▶ **What you need to do**
Transcribe the records below in full; pictures stay out of the copy.
* START Recorded information *
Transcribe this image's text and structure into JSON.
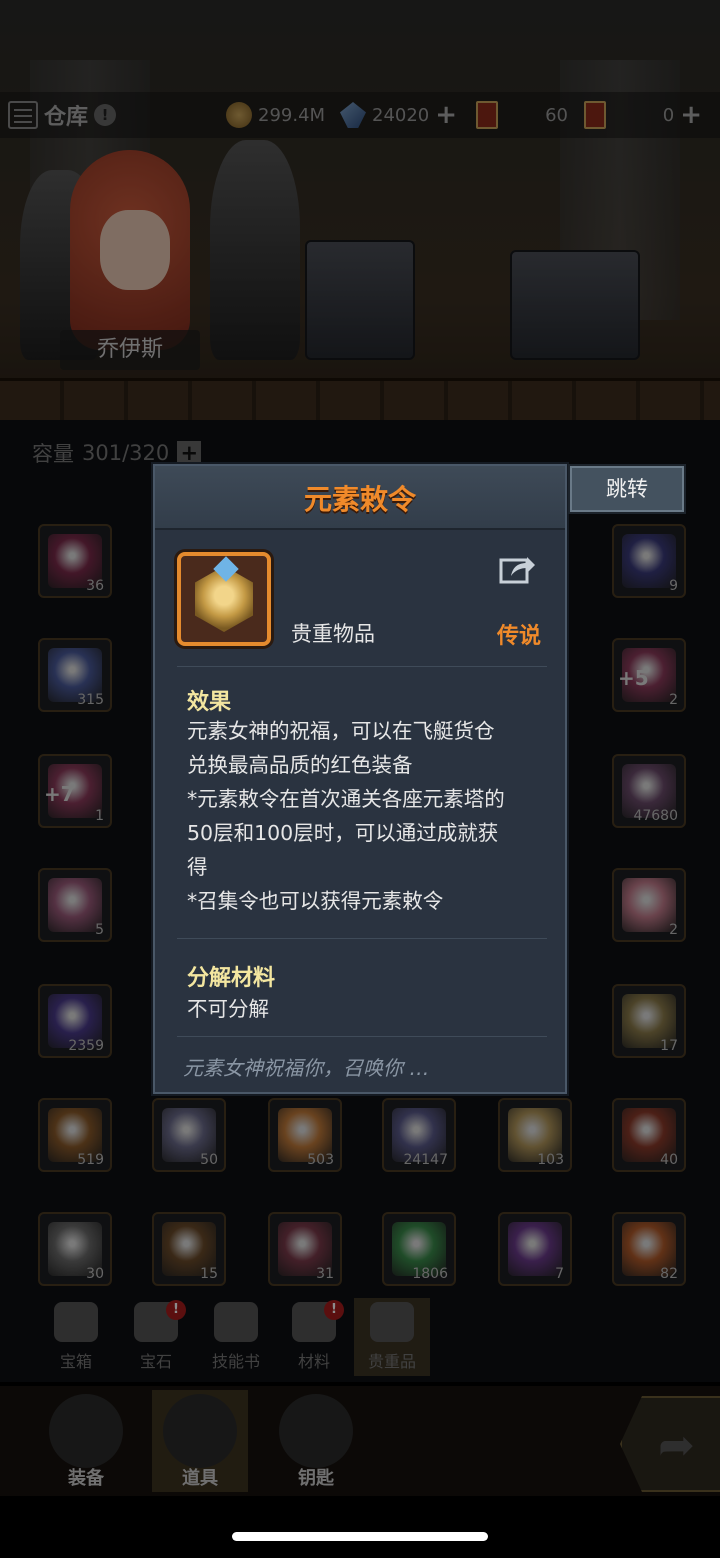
{
  "header": {
    "title": "仓库",
    "gold": "299.4M",
    "crystal": "24020",
    "ticket_a": "60",
    "ticket_b": "0"
  },
  "character": {
    "name": "乔伊斯"
  },
  "inventory": {
    "capacity_label": "容量",
    "capacity_value": "301/320",
    "slots": [
      {
        "count": "36",
        "color": "#7a2a4a"
      },
      {
        "count": "9",
        "color": "#3a3a7a"
      },
      {
        "count": "315",
        "color": "#4a5a9a"
      },
      {
        "count": "2",
        "bonus": "+5",
        "color": "#8a3a5a"
      },
      {
        "count": "1",
        "bonus": "+7",
        "color": "#8a3a5a"
      },
      {
        "count": "47680",
        "color": "#6a4a6a"
      },
      {
        "count": "5",
        "color": "#9a5a7a"
      },
      {
        "count": "2",
        "color": "#c07a8a"
      },
      {
        "count": "2359",
        "color": "#4a3a8a"
      },
      {
        "count": "17",
        "color": "#8a7a4a"
      },
      {
        "count": "519",
        "color": "#8a5a2a"
      },
      {
        "count": "50",
        "color": "#6a6a8a"
      },
      {
        "count": "503",
        "color": "#c07a3a"
      },
      {
        "count": "24147",
        "color": "#5a5a8a"
      },
      {
        "count": "103",
        "color": "#b0955a"
      },
      {
        "count": "40",
        "color": "#8a3a2a"
      },
      {
        "count": "30",
        "color": "#6a6a6a"
      },
      {
        "count": "15",
        "color": "#6a4a2a"
      },
      {
        "count": "31",
        "color": "#7a3a4a"
      },
      {
        "count": "1806",
        "color": "#3a8a4a"
      },
      {
        "count": "7",
        "color": "#6a3a8a"
      },
      {
        "count": "82",
        "color": "#b05a2a"
      }
    ]
  },
  "categories": [
    {
      "label": "宝箱",
      "badge": ""
    },
    {
      "label": "宝石",
      "badge": "!"
    },
    {
      "label": "技能书",
      "badge": ""
    },
    {
      "label": "材料",
      "badge": "!"
    },
    {
      "label": "贵重品",
      "badge": ""
    }
  ],
  "bottom_nav": [
    {
      "label": "装备"
    },
    {
      "label": "道具"
    },
    {
      "label": "钥匙"
    }
  ],
  "modal": {
    "title": "元素敕令",
    "item_type": "贵重物品",
    "rarity": "传说",
    "effect_title": "效果",
    "effect_lines": [
      "元素女神的祝福，可以在飞艇货仓",
      "兑换最高品质的红色装备",
      "*元素敕令在首次通关各座元素塔的",
      "50层和100层时，可以通过成就获",
      "得",
      "*召集令也可以获得元素敕令"
    ],
    "decompose_title": "分解材料",
    "decompose_value": "不可分解",
    "flavor": "元素女神祝福你，召唤你 …",
    "jump_label": "跳转"
  },
  "colors": {
    "legendary": "#f08a2a",
    "section_title": "#f3e6a0",
    "modal_bg": "#2a3340"
  }
}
* END Recorded information *
▶ **Exercise solution**
Transcribe this image's text and structure into JSON.
{
  "header": {
    "title": "仓库",
    "gold": "299.4M",
    "crystal": "24020",
    "ticket_a": "60",
    "ticket_b": "0"
  },
  "character": {
    "name": "乔伊斯"
  },
  "inventory": {
    "capacity_label": "容量",
    "capacity_value": "301/320",
    "slots": [
      {
        "count": "36",
        "color": "#7a2a4a"
      },
      {
        "count": "9",
        "color": "#3a3a7a"
      },
      {
        "count": "315",
        "color": "#4a5a9a"
      },
      {
        "count": "2",
        "bonus": "+5",
        "color": "#8a3a5a"
      },
      {
        "count": "1",
        "bonus": "+7",
        "color": "#8a3a5a"
      },
      {
        "count": "47680",
        "color": "#6a4a6a"
      },
      {
        "count": "5",
        "color": "#9a5a7a"
      },
      {
        "count": "2",
        "color": "#c07a8a"
      },
      {
        "count": "2359",
        "color": "#4a3a8a"
      },
      {
        "count": "17",
        "color": "#8a7a4a"
      },
      {
        "count": "519",
        "color": "#8a5a2a"
      },
      {
        "count": "50",
        "color": "#6a6a8a"
      },
      {
        "count": "503",
        "color": "#c07a3a"
      },
      {
        "count": "24147",
        "color": "#5a5a8a"
      },
      {
        "count": "103",
        "color": "#b0955a"
      },
      {
        "count": "40",
        "color": "#8a3a2a"
      },
      {
        "count": "30",
        "color": "#6a6a6a"
      },
      {
        "count": "15",
        "color": "#6a4a2a"
      },
      {
        "count": "31",
        "color": "#7a3a4a"
      },
      {
        "count": "1806",
        "color": "#3a8a4a"
      },
      {
        "count": "7",
        "color": "#6a3a8a"
      },
      {
        "count": "82",
        "color": "#b05a2a"
      }
    ]
  },
  "categories": [
    {
      "label": "宝箱",
      "badge": ""
    },
    {
      "label": "宝石",
      "badge": "!"
    },
    {
      "label": "技能书",
      "badge": ""
    },
    {
      "label": "材料",
      "badge": "!"
    },
    {
      "label": "贵重品",
      "badge": ""
    }
  ],
  "bottom_nav": [
    {
      "label": "装备"
    },
    {
      "label": "道具"
    },
    {
      "label": "钥匙"
    }
  ],
  "modal": {
    "title": "元素敕令",
    "item_type": "贵重物品",
    "rarity": "传说",
    "effect_title": "效果",
    "effect_lines": [
      "元素女神的祝福，可以在飞艇货仓",
      "兑换最高品质的红色装备",
      "*元素敕令在首次通关各座元素塔的",
      "50层和100层时，可以通过成就获",
      "得",
      "*召集令也可以获得元素敕令"
    ],
    "decompose_title": "分解材料",
    "decompose_value": "不可分解",
    "flavor": "元素女神祝福你，召唤你 …",
    "jump_label": "跳转"
  },
  "colors": {
    "legendary": "#f08a2a",
    "section_title": "#f3e6a0",
    "modal_bg": "#2a3340"
  }
}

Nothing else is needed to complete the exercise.